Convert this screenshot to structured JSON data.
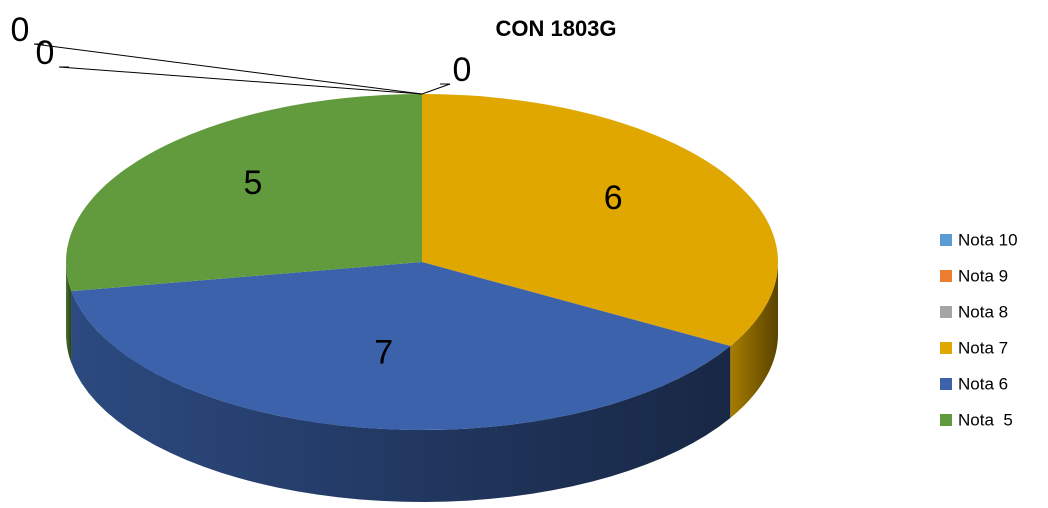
{
  "chart_data": {
    "type": "pie",
    "title": "CON 1803G",
    "categories": [
      "Nota 10",
      "Nota 9",
      "Nota 8",
      "Nota 7",
      "Nota 6",
      "Nota  5"
    ],
    "values": [
      0,
      0,
      0,
      6,
      7,
      5
    ],
    "colors": [
      "#5b9bd5",
      "#ed7d31",
      "#a5a5a5",
      "#dfa700",
      "#3b62aa",
      "#629b3d"
    ],
    "legend": "right"
  }
}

────

# [Work to complete]
Each entry above is to be written out again unchanged, apart from the pictures, which are left out.

# [Final result]
Convert this screenshot to structured JSON data.
{
  "chart_data": {
    "type": "pie",
    "title": "CON 1803G",
    "categories": [
      "Nota 10",
      "Nota 9",
      "Nota 8",
      "Nota 7",
      "Nota 6",
      "Nota  5"
    ],
    "values": [
      0,
      0,
      0,
      6,
      7,
      5
    ],
    "colors": [
      "#5b9bd5",
      "#ed7d31",
      "#a5a5a5",
      "#dfa700",
      "#3b62aa",
      "#629b3d"
    ],
    "legend": "right"
  }
}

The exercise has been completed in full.